* BEGIN Records for processing *

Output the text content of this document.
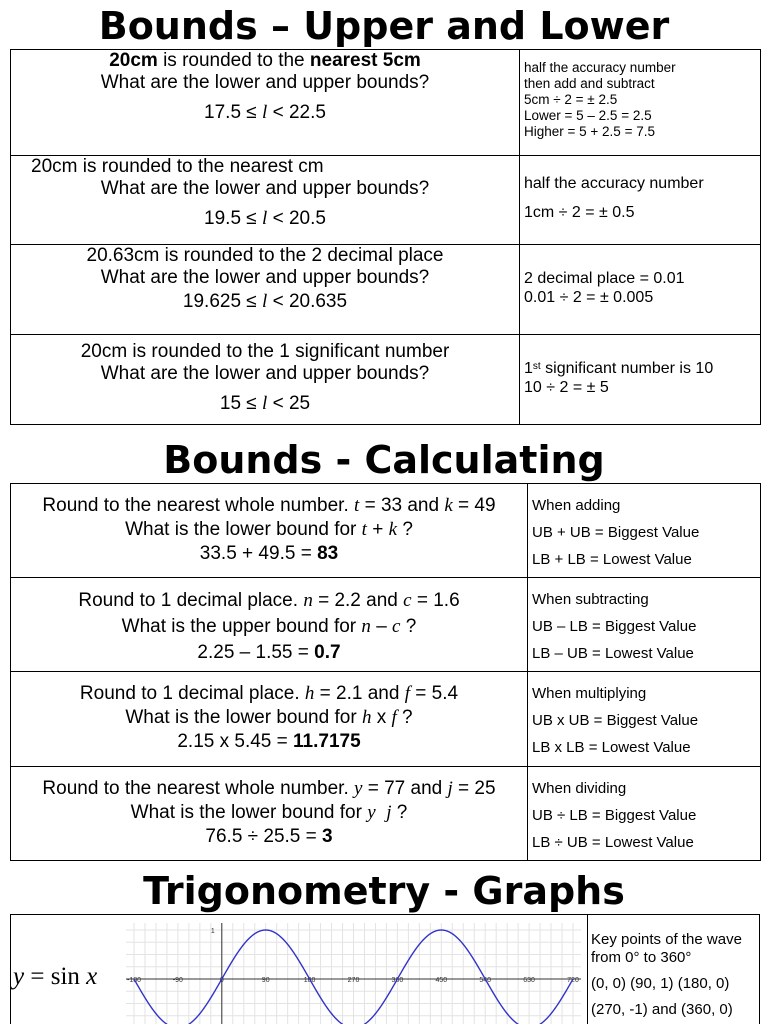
Bounds – Upper and Lower
20cm is rounded to the nearest 5cm
What are the lower and upper bounds?
17.5 ≤ l < 22.5	half the accuracy number
then add and subtract
5cm ÷ 2 = ± 2.5
Lower = 5 – 2.5 = 2.5
Higher = 5 + 2.5 = 7.5

20cm is rounded to the nearest cm
What are the lower and upper bounds?
19.5 ≤ l < 20.5	half the accuracy number
1cm ÷ 2 = ± 0.5

20.63cm is rounded to the 2 decimal place
What are the lower and upper bounds?
19.625 ≤ l < 20.635	2 decimal place = 0.01
0.01 ÷ 2 = ± 0.005

20cm is rounded to the 1 significant number
What are the lower and upper bounds?
15 ≤ l < 25	1st significant number is 10
10 ÷ 2 = ± 5
Bounds - Calculating
Round to the nearest whole number. t = 33 and k = 49
What is the lower bound for t + k ?
33.5 + 49.5 = 83	When adding
UB + UB = Biggest Value
LB + LB = Lowest Value

Round to 1 decimal place. n = 2.2 and c = 1.6
What is the upper bound for n – c ?
2.25 – 1.55 = 0.7	When subtracting
UB – LB = Biggest Value
LB – UB = Lowest Value

Round to 1 decimal place. h = 2.1 and f = 5.4
What is the lower bound for h x f ?
2.15 x 5.45 = 11.7175	When multiplying
UB x UB = Biggest Value
LB x LB = Lowest Value

Round to the nearest whole number. y = 77 and j = 25
What is the lower bound for y j ?
76.5 ÷ 25.5 = 3	When dividing
UB ÷ LB = Biggest Value
LB ÷ UB = Lowest Value
Trigonometry - Graphs
y = sin x
1
-180	-90	0	90	180	270	360	450	540	630	720
Key points of the wave
from 0° to 360°
(0, 0) (90, 1) (180, 0)
(270, -1) and (360, 0)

* END Records for processing *

**Set problem:**
Some lines of the data above may hold the word "whole"; report how many do, and nothing else.

**Expected answer:**
2